**Aim:**
In your copy, include every line of the listing below exactly but none of the pictures.

+ + +

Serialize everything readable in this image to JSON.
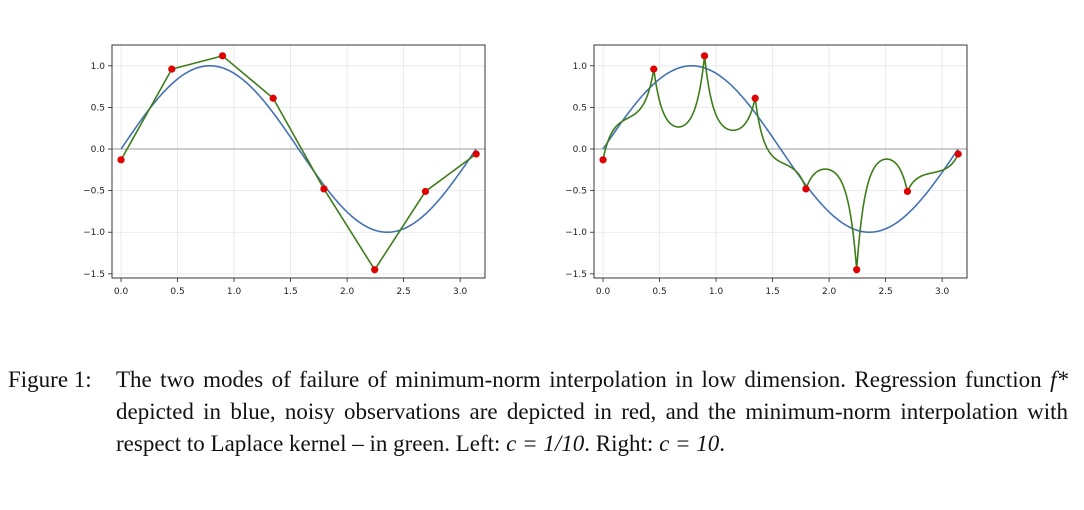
{
  "chart_data": [
    {
      "type": "line",
      "title": "",
      "xlabel": "",
      "ylabel": "",
      "xlim": [
        -0.08,
        3.22
      ],
      "ylim": [
        -1.55,
        1.25
      ],
      "xticks": [
        0.0,
        0.5,
        1.0,
        1.5,
        2.0,
        2.5,
        3.0
      ],
      "xtick_labels": [
        "0.0",
        "0.5",
        "1.0",
        "1.5",
        "2.0",
        "2.5",
        "3.0"
      ],
      "yticks": [
        1.0,
        0.5,
        0.0,
        -0.5,
        -1.0,
        -1.5
      ],
      "ytick_labels": [
        "1.0",
        "0.5",
        "0.0",
        "−0.5",
        "−1.0",
        "−1.5"
      ],
      "grid": true,
      "legend": "none",
      "colors": {
        "regression": "#4472b4",
        "interpolant": "#3e7d19",
        "observations": "#e00000",
        "zero_line": "#999999"
      },
      "regression": {
        "function": "sin(2x)",
        "x_range": [
          0,
          3.14
        ]
      },
      "observations": {
        "x": [
          0.0,
          0.449,
          0.898,
          1.346,
          1.795,
          2.244,
          2.693,
          3.142
        ],
        "y": [
          -0.13,
          0.96,
          1.12,
          0.61,
          -0.48,
          -1.45,
          -0.51,
          -0.06
        ]
      },
      "interpolant": {
        "kernel": "Laplace",
        "c": 0.1
      }
    },
    {
      "type": "line",
      "title": "",
      "xlabel": "",
      "ylabel": "",
      "xlim": [
        -0.08,
        3.22
      ],
      "ylim": [
        -1.55,
        1.25
      ],
      "xticks": [
        0.0,
        0.5,
        1.0,
        1.5,
        2.0,
        2.5,
        3.0
      ],
      "xtick_labels": [
        "0.0",
        "0.5",
        "1.0",
        "1.5",
        "2.0",
        "2.5",
        "3.0"
      ],
      "yticks": [
        1.0,
        0.5,
        0.0,
        -0.5,
        -1.0,
        -1.5
      ],
      "ytick_labels": [
        "1.0",
        "0.5",
        "0.0",
        "−0.5",
        "−1.0",
        "−1.5"
      ],
      "grid": true,
      "legend": "none",
      "colors": {
        "regression": "#4472b4",
        "interpolant": "#3e7d19",
        "observations": "#e00000",
        "zero_line": "#999999"
      },
      "regression": {
        "function": "sin(2x)",
        "x_range": [
          0,
          3.14
        ]
      },
      "observations": {
        "x": [
          0.0,
          0.449,
          0.898,
          1.346,
          1.795,
          2.244,
          2.693,
          3.142
        ],
        "y": [
          -0.13,
          0.96,
          1.12,
          0.61,
          -0.48,
          -1.45,
          -0.51,
          -0.06
        ]
      },
      "interpolant": {
        "kernel": "Laplace",
        "c": 10,
        "dip_values": [
          0.37,
          0.18,
          0.16,
          -0.18,
          -0.18,
          -0.04
        ]
      }
    }
  ],
  "caption": {
    "label": "Figure 1:",
    "part1": "The two modes of failure of minimum-norm interpolation in low dimension. Regression function ",
    "fstar": "f*",
    "part2": " depicted in blue, noisy observations are depicted in red, and the minimum-norm interpolation with respect to Laplace kernel – in green. Left: ",
    "eq_left": "c = 1/10",
    "part3": ". Right: ",
    "eq_right": "c = 10",
    "part4": "."
  }
}
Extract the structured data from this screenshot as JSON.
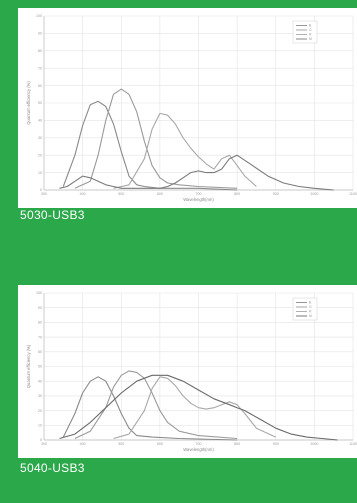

+ + +

**Response to the exercise:**
Serialize everything readable in this image to JSON.
{
  "chart_data": [
    {
      "type": "line",
      "title": "",
      "xlabel": "",
      "ylabel": "",
      "xlim": [
        -0.08,
        3.22
      ],
      "ylim": [
        -1.55,
        1.25
      ],
      "xticks": [
        0.0,
        0.5,
        1.0,
        1.5,
        2.0,
        2.5,
        3.0
      ],
      "xtick_labels": [
        "0.0",
        "0.5",
        "1.0",
        "1.5",
        "2.0",
        "2.5",
        "3.0"
      ],
      "yticks": [
        1.0,
        0.5,
        0.0,
        -0.5,
        -1.0,
        -1.5
      ],
      "ytick_labels": [
        "1.0",
        "0.5",
        "0.0",
        "−0.5",
        "−1.0",
        "−1.5"
      ],
      "grid": true,
      "legend": "none",
      "colors": {
        "regression": "#4472b4",
        "interpolant": "#3e7d19",
        "observations": "#e00000",
        "zero_line": "#999999"
      },
      "regression": {
        "function": "sin(2x)",
        "x_range": [
          0,
          3.14
        ]
      },
      "observations": {
        "x": [
          0.0,
          0.449,
          0.898,
          1.346,
          1.795,
          2.244,
          2.693,
          3.142
        ],
        "y": [
          -0.13,
          0.96,
          1.12,
          0.61,
          -0.48,
          -1.45,
          -0.51,
          -0.06
        ]
      },
      "interpolant": {
        "kernel": "Laplace",
        "c": 0.1
      }
    },
    {
      "type": "line",
      "title": "",
      "xlabel": "",
      "ylabel": "",
      "xlim": [
        -0.08,
        3.22
      ],
      "ylim": [
        -1.55,
        1.25
      ],
      "xticks": [
        0.0,
        0.5,
        1.0,
        1.5,
        2.0,
        2.5,
        3.0
      ],
      "xtick_labels": [
        "0.0",
        "0.5",
        "1.0",
        "1.5",
        "2.0",
        "2.5",
        "3.0"
      ],
      "yticks": [
        1.0,
        0.5,
        0.0,
        -0.5,
        -1.0,
        -1.5
      ],
      "ytick_labels": [
        "1.0",
        "0.5",
        "0.0",
        "−0.5",
        "−1.0",
        "−1.5"
      ],
      "grid": true,
      "legend": "none",
      "colors": {
        "regression": "#4472b4",
        "interpolant": "#3e7d19",
        "observations": "#e00000",
        "zero_line": "#999999"
      },
      "regression": {
        "function": "sin(2x)",
        "x_range": [
          0,
          3.14
        ]
      },
      "observations": {
        "x": [
          0.0,
          0.449,
          0.898,
          1.346,
          1.795,
          2.244,
          2.693,
          3.142
        ],
        "y": [
          -0.13,
          0.96,
          1.12,
          0.61,
          -0.48,
          -1.45,
          -0.51,
          -0.06
        ]
      },
      "interpolant": {
        "kernel": "Laplace",
        "c": 10,
        "dip_values": [
          0.37,
          0.18,
          0.16,
          -0.18,
          -0.18,
          -0.04
        ]
      }
    }
  ],
  "caption": {
    "label": "Figure 1:",
    "part1": "The two modes of failure of minimum-norm interpolation in low dimension. Regression function ",
    "fstar": "f*",
    "part2": " depicted in blue, noisy observations are depicted in red, and the minimum-norm interpolation with respect to Laplace kernel – in green. Left: ",
    "eq_left": "c = 1/10",
    "part3": ". Right: ",
    "eq_right": "c = 10",
    "part4": "."
  }
}
Extract the structured data from this screenshot as JSON.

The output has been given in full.